**EXERCISE GOAL:** Filter out everything except lines holding "page".

**DATA LISTING:**

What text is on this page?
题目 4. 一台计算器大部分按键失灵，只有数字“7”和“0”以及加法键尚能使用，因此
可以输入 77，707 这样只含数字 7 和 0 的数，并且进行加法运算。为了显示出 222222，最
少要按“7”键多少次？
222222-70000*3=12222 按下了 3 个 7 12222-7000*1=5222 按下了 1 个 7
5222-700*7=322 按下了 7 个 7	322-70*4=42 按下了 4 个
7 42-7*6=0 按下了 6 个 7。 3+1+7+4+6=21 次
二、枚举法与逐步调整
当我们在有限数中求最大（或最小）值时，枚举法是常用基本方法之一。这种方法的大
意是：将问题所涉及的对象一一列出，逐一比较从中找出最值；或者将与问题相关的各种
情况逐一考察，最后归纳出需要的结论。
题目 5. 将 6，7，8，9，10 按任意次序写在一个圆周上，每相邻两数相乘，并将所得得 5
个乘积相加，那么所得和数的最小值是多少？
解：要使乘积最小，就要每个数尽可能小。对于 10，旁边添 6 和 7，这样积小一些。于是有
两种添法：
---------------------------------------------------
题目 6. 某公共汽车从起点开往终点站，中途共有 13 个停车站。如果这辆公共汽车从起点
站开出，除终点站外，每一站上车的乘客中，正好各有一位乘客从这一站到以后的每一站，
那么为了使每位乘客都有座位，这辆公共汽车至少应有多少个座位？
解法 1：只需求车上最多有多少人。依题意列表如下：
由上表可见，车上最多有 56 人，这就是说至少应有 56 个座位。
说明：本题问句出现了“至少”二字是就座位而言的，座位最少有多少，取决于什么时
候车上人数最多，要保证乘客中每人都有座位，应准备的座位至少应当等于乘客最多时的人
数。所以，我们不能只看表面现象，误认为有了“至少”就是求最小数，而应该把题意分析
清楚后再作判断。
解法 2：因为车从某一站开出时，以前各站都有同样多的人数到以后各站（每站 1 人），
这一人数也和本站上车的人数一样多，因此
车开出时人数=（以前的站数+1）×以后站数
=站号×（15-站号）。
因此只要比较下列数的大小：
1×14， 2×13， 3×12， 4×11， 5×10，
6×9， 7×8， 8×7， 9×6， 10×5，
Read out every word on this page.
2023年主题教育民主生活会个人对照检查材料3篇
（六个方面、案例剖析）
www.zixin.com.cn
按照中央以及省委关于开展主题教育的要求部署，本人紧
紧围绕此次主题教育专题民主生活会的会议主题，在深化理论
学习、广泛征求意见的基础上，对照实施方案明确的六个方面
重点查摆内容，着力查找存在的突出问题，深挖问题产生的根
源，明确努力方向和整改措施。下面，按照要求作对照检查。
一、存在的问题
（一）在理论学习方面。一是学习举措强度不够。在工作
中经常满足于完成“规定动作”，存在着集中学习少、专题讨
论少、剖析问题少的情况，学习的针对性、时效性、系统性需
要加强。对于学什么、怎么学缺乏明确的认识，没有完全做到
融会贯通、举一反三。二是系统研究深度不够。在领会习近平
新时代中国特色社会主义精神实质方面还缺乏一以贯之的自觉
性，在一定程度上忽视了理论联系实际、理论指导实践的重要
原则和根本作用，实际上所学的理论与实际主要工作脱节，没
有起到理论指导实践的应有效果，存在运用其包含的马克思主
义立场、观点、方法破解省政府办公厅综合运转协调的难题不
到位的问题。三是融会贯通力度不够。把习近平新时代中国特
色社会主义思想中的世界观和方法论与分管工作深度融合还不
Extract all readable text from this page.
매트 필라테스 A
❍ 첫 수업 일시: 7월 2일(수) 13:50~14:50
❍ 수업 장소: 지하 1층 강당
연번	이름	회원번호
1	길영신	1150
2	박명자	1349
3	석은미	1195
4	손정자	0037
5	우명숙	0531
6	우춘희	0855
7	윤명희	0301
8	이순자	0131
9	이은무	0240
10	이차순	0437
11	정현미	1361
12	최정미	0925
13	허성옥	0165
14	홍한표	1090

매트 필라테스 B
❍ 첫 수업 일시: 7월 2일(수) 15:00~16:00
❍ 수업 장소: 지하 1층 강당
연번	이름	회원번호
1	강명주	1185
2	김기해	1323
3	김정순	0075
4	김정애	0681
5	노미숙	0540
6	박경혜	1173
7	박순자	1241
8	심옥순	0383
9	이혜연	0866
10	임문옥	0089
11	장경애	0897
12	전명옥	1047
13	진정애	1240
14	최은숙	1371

**WRITTEN SOLUTION:**
What text is on this page?
Read out every word on this page.
Extract all readable text from this page.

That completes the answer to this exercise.